╭──
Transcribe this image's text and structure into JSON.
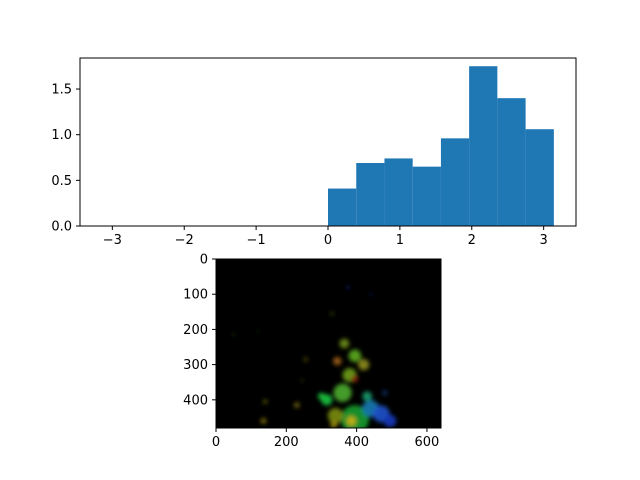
{
  "chart_data": [
    {
      "type": "bar",
      "title": "",
      "xlabel": "",
      "ylabel": "",
      "xlim": [
        -3.45,
        3.45
      ],
      "ylim": [
        0,
        1.84
      ],
      "xticks": [
        -3,
        -2,
        -1,
        0,
        1,
        2,
        3
      ],
      "xtick_labels": [
        "−3",
        "−2",
        "−1",
        "0",
        "1",
        "2",
        "3"
      ],
      "yticks": [
        0,
        0.5,
        1.0,
        1.5
      ],
      "ytick_labels": [
        "0.0",
        "0.5",
        "1.0",
        "1.5"
      ],
      "bar_color": "#1f77b4",
      "bin_edges": [
        0,
        0.393,
        0.785,
        1.178,
        1.571,
        1.963,
        2.356,
        2.749,
        3.142
      ],
      "values": [
        0.41,
        0.69,
        0.74,
        0.65,
        0.96,
        1.75,
        1.4,
        1.06
      ],
      "grid": false
    },
    {
      "type": "image",
      "title": "",
      "xlim": [
        0,
        640
      ],
      "ylim": [
        480,
        0
      ],
      "xticks": [
        0,
        200,
        400,
        600
      ],
      "xtick_labels": [
        "0",
        "200",
        "400",
        "600"
      ],
      "yticks": [
        0,
        100,
        200,
        300,
        400
      ],
      "ytick_labels": [
        "0",
        "100",
        "200",
        "300",
        "400"
      ],
      "background_color": "#000000",
      "blobs": [
        {
          "x": 395,
          "y": 455,
          "r": 40,
          "color": "#1a9a2a"
        },
        {
          "x": 340,
          "y": 445,
          "r": 22,
          "color": "#7a8a10"
        },
        {
          "x": 360,
          "y": 380,
          "r": 26,
          "color": "#4aa82a"
        },
        {
          "x": 380,
          "y": 330,
          "r": 20,
          "color": "#6a9a1a"
        },
        {
          "x": 395,
          "y": 275,
          "r": 18,
          "color": "#5aa820"
        },
        {
          "x": 365,
          "y": 240,
          "r": 14,
          "color": "#6a8a18"
        },
        {
          "x": 420,
          "y": 300,
          "r": 16,
          "color": "#8a8a20"
        },
        {
          "x": 345,
          "y": 290,
          "r": 12,
          "color": "#a0601a"
        },
        {
          "x": 395,
          "y": 340,
          "r": 10,
          "color": "#8a2010"
        },
        {
          "x": 315,
          "y": 400,
          "r": 16,
          "color": "#18c040"
        },
        {
          "x": 300,
          "y": 390,
          "r": 10,
          "color": "#20c840"
        },
        {
          "x": 440,
          "y": 425,
          "r": 24,
          "color": "#1a7ab0"
        },
        {
          "x": 470,
          "y": 440,
          "r": 24,
          "color": "#2050c8"
        },
        {
          "x": 495,
          "y": 460,
          "r": 18,
          "color": "#1438b8"
        },
        {
          "x": 430,
          "y": 390,
          "r": 14,
          "color": "#1a9a6a"
        },
        {
          "x": 385,
          "y": 460,
          "r": 14,
          "color": "#c8b010"
        },
        {
          "x": 335,
          "y": 470,
          "r": 10,
          "color": "#a09010"
        },
        {
          "x": 230,
          "y": 415,
          "r": 8,
          "color": "#7a6a14"
        },
        {
          "x": 140,
          "y": 405,
          "r": 6,
          "color": "#6a6a10"
        },
        {
          "x": 135,
          "y": 460,
          "r": 8,
          "color": "#8a7a10"
        },
        {
          "x": 255,
          "y": 285,
          "r": 6,
          "color": "#5a5010"
        },
        {
          "x": 330,
          "y": 155,
          "r": 6,
          "color": "#2a3a10"
        },
        {
          "x": 375,
          "y": 80,
          "r": 6,
          "color": "#101850"
        },
        {
          "x": 440,
          "y": 100,
          "r": 5,
          "color": "#101a40"
        },
        {
          "x": 50,
          "y": 215,
          "r": 5,
          "color": "#1a2a10"
        },
        {
          "x": 120,
          "y": 205,
          "r": 4,
          "color": "#1a2a10"
        },
        {
          "x": 245,
          "y": 345,
          "r": 5,
          "color": "#2a2a10"
        },
        {
          "x": 480,
          "y": 380,
          "r": 8,
          "color": "#102a60"
        }
      ]
    }
  ]
}
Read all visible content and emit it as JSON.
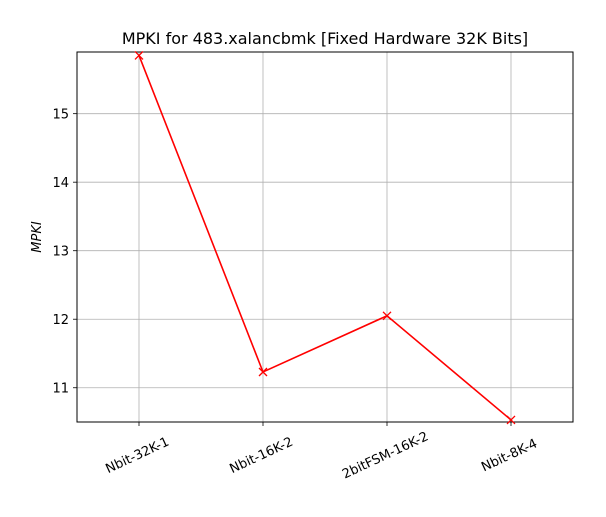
{
  "chart_data": {
    "type": "line",
    "title": "MPKI for 483.xalancbmk [Fixed Hardware 32K Bits]",
    "xlabel": "",
    "ylabel": "MPKI",
    "categories": [
      "Nbit-32K-1",
      "Nbit-16K-2",
      "2bitFSM-16K-2",
      "Nbit-8K-4"
    ],
    "series": [
      {
        "values": [
          15.85,
          11.23,
          12.05,
          10.53
        ],
        "color": "#ff0000",
        "marker": "x"
      }
    ],
    "ylim": [
      10.5,
      15.9
    ],
    "yticks": [
      11,
      12,
      13,
      14,
      15
    ],
    "grid": true,
    "xtick_rotation": -25
  }
}
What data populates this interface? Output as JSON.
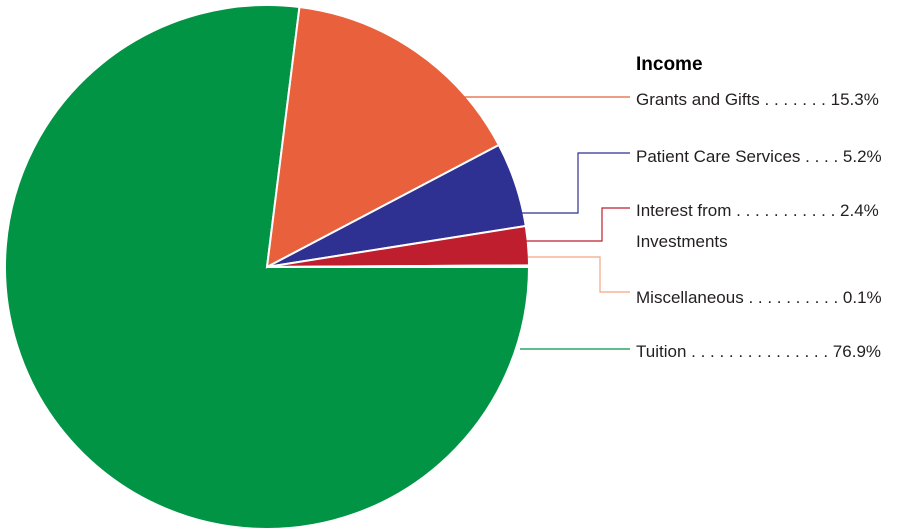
{
  "chart_data": {
    "type": "pie",
    "title": "Income",
    "start": "3 o'clock",
    "direction": "clockwise",
    "slices": [
      {
        "name": "Tuition",
        "display": "Tuition . . . . . . . . . . . . . . . 76.9%",
        "value": 76.9,
        "color": "#009444"
      },
      {
        "name": "Grants and Gifts",
        "display": "Grants and Gifts . . . . . . . 15.3%",
        "value": 15.3,
        "color": "#e8603c"
      },
      {
        "name": "Patient Care Services",
        "display": "Patient Care Services . . . . 5.2%",
        "value": 5.2,
        "color": "#2e3192"
      },
      {
        "name": "Interest from Investments",
        "display": "Interest from . . . . . . . . . . . 2.4%",
        "display2": "Investments",
        "value": 2.4,
        "color": "#be1e2d"
      },
      {
        "name": "Miscellaneous",
        "display": "Miscellaneous . . . . . . . . . . 0.1%",
        "value": 0.1,
        "color": "#ffe066"
      }
    ],
    "legend": {
      "position": "right",
      "connector_lines": true
    }
  }
}
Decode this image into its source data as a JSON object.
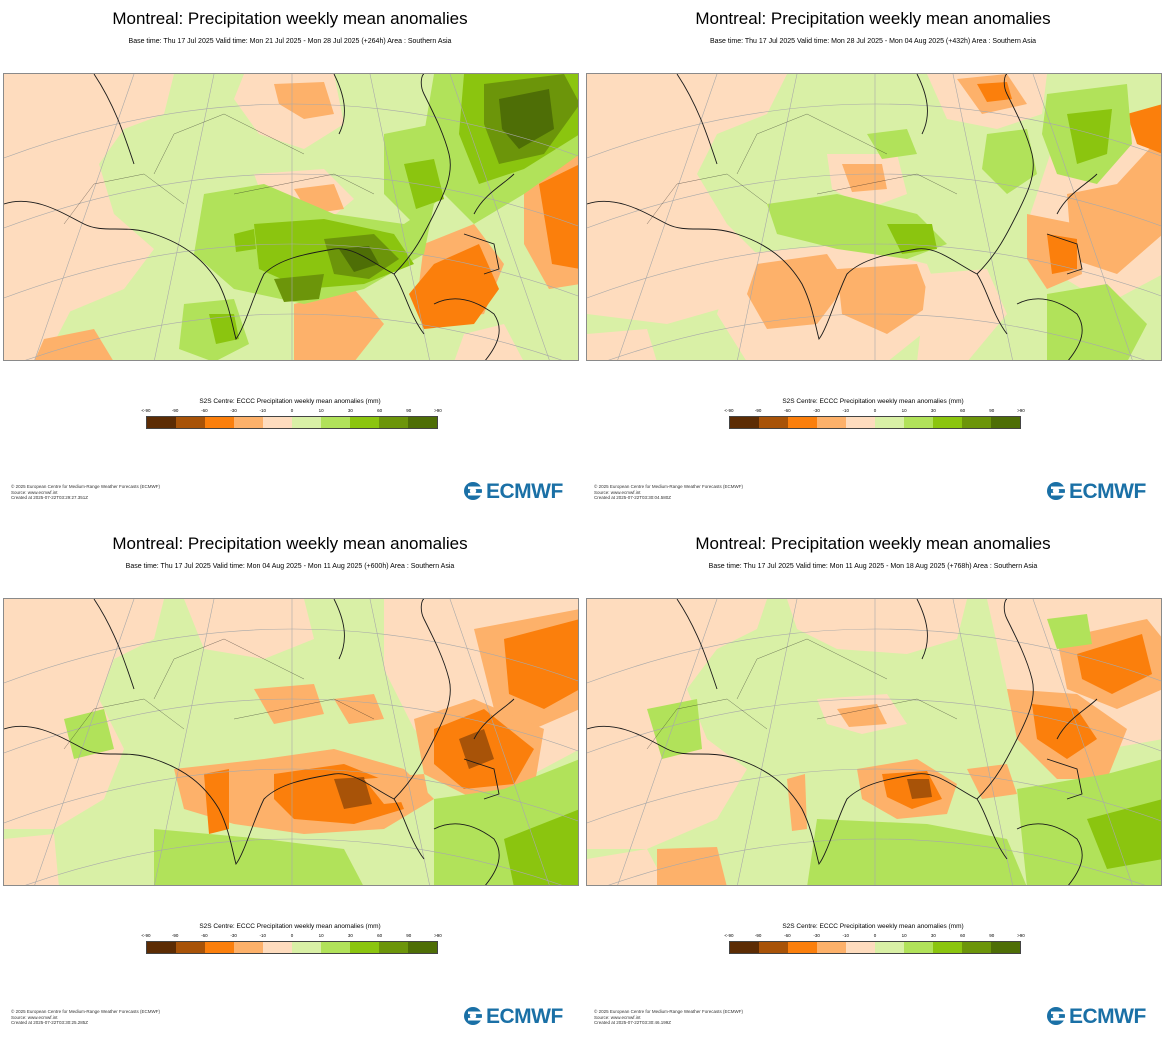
{
  "colors": {
    "lt-90": "#5c2c04",
    "m90": "#a85308",
    "m60": "#fb7f0c",
    "m30": "#fdb16a",
    "m10": "#fedcbe",
    "p0": "#d9f0a6",
    "p10": "#b1e25a",
    "p30": "#8bc50f",
    "p60": "#6c950a",
    "p90": "#4e6e06",
    "grid": "#a9a9a9",
    "coast": "#1a1a1a",
    "logo": "#1a70a6"
  },
  "colorbar": {
    "title": "S2S Centre: ECCC Precipitation weekly mean anomalies (mm)",
    "ticks": [
      "<-90",
      "-90",
      "-60",
      "-30",
      "-10",
      "0",
      "10",
      "30",
      "60",
      "90",
      ">90"
    ]
  },
  "logo": {
    "text": "ECMWF",
    "icon": "ecmwf-logo-icon"
  },
  "panels": [
    {
      "title": "Montreal: Precipitation weekly mean anomalies",
      "subtitle": "Base time: Thu 17 Jul 2025 Valid time: Mon 21 Jul 2025 - Mon 28 Jul 2025 (+264h) Area : Southern Asia",
      "footer": [
        "© 2025 European Centre for Medium-Range Weather Forecasts (ECMWF)",
        "Source: www.ecmwf.int",
        "Created at 2025-07-22T03:29:27.351Z"
      ]
    },
    {
      "title": "Montreal: Precipitation weekly mean anomalies",
      "subtitle": "Base time: Thu 17 Jul 2025 Valid time: Mon 28 Jul 2025 - Mon 04 Aug 2025 (+432h) Area : Southern Asia",
      "footer": [
        "© 2025 European Centre for Medium-Range Weather Forecasts (ECMWF)",
        "Source: www.ecmwf.int",
        "Created at 2025-07-22T03:30:04.580Z"
      ]
    },
    {
      "title": "Montreal: Precipitation weekly mean anomalies",
      "subtitle": "Base time: Thu 17 Jul 2025 Valid time: Mon 04 Aug 2025 - Mon 11 Aug 2025 (+600h) Area : Southern Asia",
      "footer": [
        "© 2025 European Centre for Medium-Range Weather Forecasts (ECMWF)",
        "Source: www.ecmwf.int",
        "Created at 2025-07-22T03:30:25.285Z"
      ]
    },
    {
      "title": "Montreal: Precipitation weekly mean anomalies",
      "subtitle": "Base time: Thu 17 Jul 2025 Valid time: Mon 11 Aug 2025 - Mon 18 Aug 2025 (+768h) Area : Southern Asia",
      "footer": [
        "© 2025 European Centre for Medium-Range Weather Forecasts (ECMWF)",
        "Source: www.ecmwf.int",
        "Created at 2025-07-22T03:30:46.199Z"
      ]
    }
  ]
}
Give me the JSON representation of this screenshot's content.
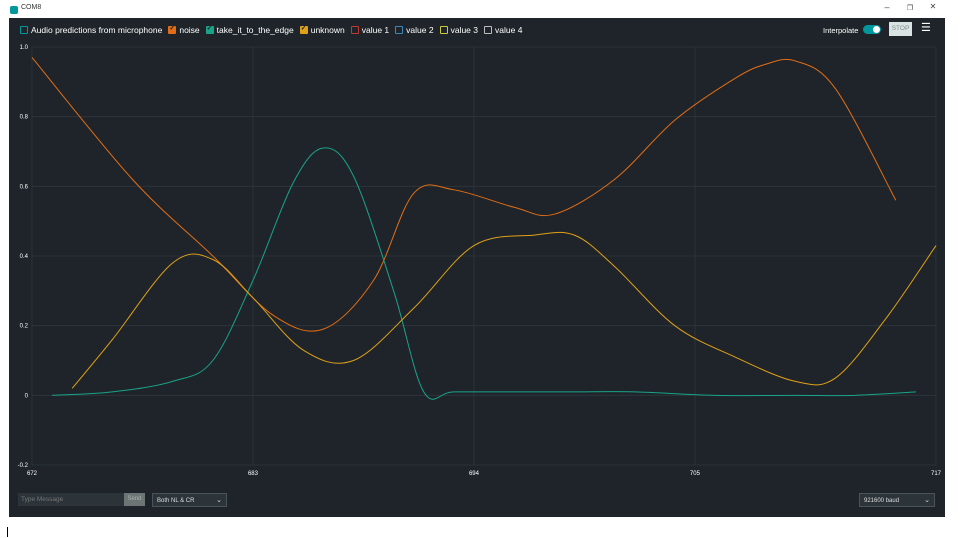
{
  "window": {
    "title": "COM8",
    "minimize": "–",
    "restore": "❐",
    "close": "✕"
  },
  "legend": [
    {
      "label": "Audio predictions from microphone",
      "checked": false,
      "color": "#00979d"
    },
    {
      "label": "noise",
      "checked": true,
      "color": "#e26d16"
    },
    {
      "label": "take_it_to_the_edge",
      "checked": true,
      "color": "#1aa389"
    },
    {
      "label": "unknown",
      "checked": true,
      "color": "#e0a117"
    },
    {
      "label": "value 1",
      "checked": false,
      "color": "#c0392b"
    },
    {
      "label": "value 2",
      "checked": false,
      "color": "#3d87b8"
    },
    {
      "label": "value 3",
      "checked": false,
      "color": "#c9c93a"
    },
    {
      "label": "value 4",
      "checked": false,
      "color": "#bbbbbb"
    }
  ],
  "controls": {
    "interpolate_label": "Interpolate",
    "interpolate_on": true,
    "stop_label": "STOP",
    "menu_icon": "list-settings-icon"
  },
  "footer": {
    "message_placeholder": "Type Message",
    "send_label": "Send",
    "line_ending": "Both NL & CR",
    "baud": "921600 baud"
  },
  "chart_data": {
    "type": "line",
    "xlim": [
      672,
      717
    ],
    "ylim": [
      -0.2,
      1.0
    ],
    "x_ticks": [
      "672",
      "683",
      "694",
      "705",
      "717"
    ],
    "y_ticks": [
      "1.0",
      "0.8",
      "0.6",
      "0.4",
      "0.2",
      "0",
      "-0.2"
    ],
    "grid": true,
    "series": [
      {
        "name": "noise",
        "color": "#e26d16",
        "x": [
          672,
          677,
          681,
          684,
          686.5,
          689,
          691,
          693,
          696,
          698,
          701,
          704,
          707,
          708.5,
          710,
          712,
          715
        ],
        "y": [
          0.97,
          0.62,
          0.4,
          0.23,
          0.19,
          0.33,
          0.58,
          0.59,
          0.54,
          0.52,
          0.62,
          0.79,
          0.91,
          0.95,
          0.96,
          0.88,
          0.56
        ]
      },
      {
        "name": "take_it_to_the_edge",
        "color": "#1aa389",
        "x": [
          673,
          676,
          679,
          681,
          683,
          685,
          686.5,
          688,
          690,
          691.5,
          693,
          696,
          699,
          702,
          706,
          710,
          713,
          716
        ],
        "y": [
          0.0,
          0.01,
          0.04,
          0.1,
          0.33,
          0.61,
          0.71,
          0.63,
          0.3,
          0.01,
          0.01,
          0.01,
          0.01,
          0.01,
          0.0,
          0.0,
          0.0,
          0.01
        ]
      },
      {
        "name": "unknown",
        "color": "#e0a117",
        "x": [
          674,
          676,
          679,
          681,
          683,
          685.5,
          688,
          691,
          694,
          697,
          699,
          701,
          704,
          707,
          710,
          712,
          714.5,
          717
        ],
        "y": [
          0.02,
          0.16,
          0.38,
          0.39,
          0.28,
          0.13,
          0.1,
          0.25,
          0.43,
          0.46,
          0.46,
          0.37,
          0.2,
          0.11,
          0.04,
          0.05,
          0.22,
          0.43
        ]
      }
    ]
  }
}
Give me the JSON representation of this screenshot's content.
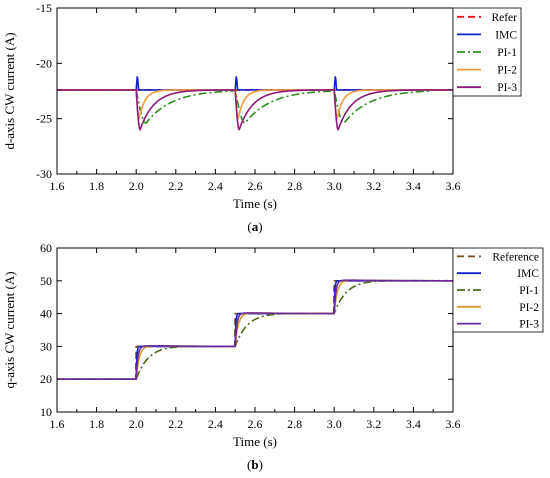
{
  "chart_data": [
    {
      "type": "line",
      "panel_label": "(a)",
      "panel_letter": "a",
      "xlabel": "Time (s)",
      "ylabel": "d-axis CW current (A)",
      "xlim": [
        1.6,
        3.6
      ],
      "ylim": [
        -30,
        -15
      ],
      "xticks": [
        "1.6",
        "1.8",
        "2.0",
        "2.2",
        "2.4",
        "2.6",
        "2.8",
        "3.0",
        "3.2",
        "3.4",
        "3.6"
      ],
      "yticks": [
        "-15",
        "-20",
        "-25",
        "-30"
      ],
      "legend_position": "top-right",
      "disturbance_times": [
        2.0,
        2.5,
        3.0
      ],
      "series": [
        {
          "name": "Refer",
          "color": "#ee1111",
          "dash": "dashed",
          "kind": "const",
          "value": -22.4
        },
        {
          "name": "IMC",
          "color": "#1122cc",
          "dash": "solid",
          "kind": "spike",
          "value": -22.4,
          "spike_peak": -21.0,
          "spike_duration": 0.012
        },
        {
          "name": "PI-1",
          "color": "#2e8b22",
          "dash": "dashdot",
          "kind": "dip",
          "value": -22.4,
          "dip_min": -25.4,
          "dip_time": 0.05,
          "recovery": 0.13
        },
        {
          "name": "PI-2",
          "color": "#f29a3d",
          "dash": "solid",
          "kind": "dip",
          "value": -22.4,
          "dip_min": -25.0,
          "dip_time": 0.015,
          "recovery": 0.03
        },
        {
          "name": "PI-3",
          "color": "#8b1a7a",
          "dash": "solid",
          "kind": "dip",
          "value": -22.4,
          "dip_min": -26.0,
          "dip_time": 0.02,
          "recovery": 0.07
        }
      ]
    },
    {
      "type": "line",
      "panel_label": "(b)",
      "panel_letter": "b",
      "xlabel": "Time (s)",
      "ylabel": "q-axis CW current (A)",
      "xlim": [
        1.6,
        3.6
      ],
      "ylim": [
        10,
        60
      ],
      "xticks": [
        "1.6",
        "1.8",
        "2.0",
        "2.2",
        "2.4",
        "2.6",
        "2.8",
        "3.0",
        "3.2",
        "3.4",
        "3.6"
      ],
      "yticks": [
        "60",
        "50",
        "40",
        "30",
        "20",
        "10"
      ],
      "legend_position": "top-right",
      "step_times": [
        2.0,
        2.5,
        3.0
      ],
      "step_levels": [
        20,
        30,
        40,
        50
      ],
      "series": [
        {
          "name": "Reference",
          "color": "#7a4a1c",
          "dash": "dashed",
          "kind": "step",
          "overshoot": 0,
          "tau": 0
        },
        {
          "name": "IMC",
          "color": "#1122cc",
          "dash": "solid",
          "kind": "step",
          "overshoot": 0,
          "tau": 0.003
        },
        {
          "name": "PI-1",
          "color": "#4a6a1a",
          "dash": "dashdot",
          "kind": "step",
          "overshoot": 1.0,
          "tau": 0.06
        },
        {
          "name": "PI-2",
          "color": "#d99a2b",
          "dash": "solid",
          "kind": "step",
          "overshoot": 0.5,
          "tau": 0.015
        },
        {
          "name": "PI-3",
          "color": "#6a2a9a",
          "dash": "solid",
          "kind": "step",
          "overshoot": 0.4,
          "tau": 0.008
        }
      ]
    }
  ]
}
╰──
▶ **AIM**:
Say how many lines in the records hold "JSON", with the number as the whole reply.

▶ **RESPONSE FOR THIS EXERCISE**:
6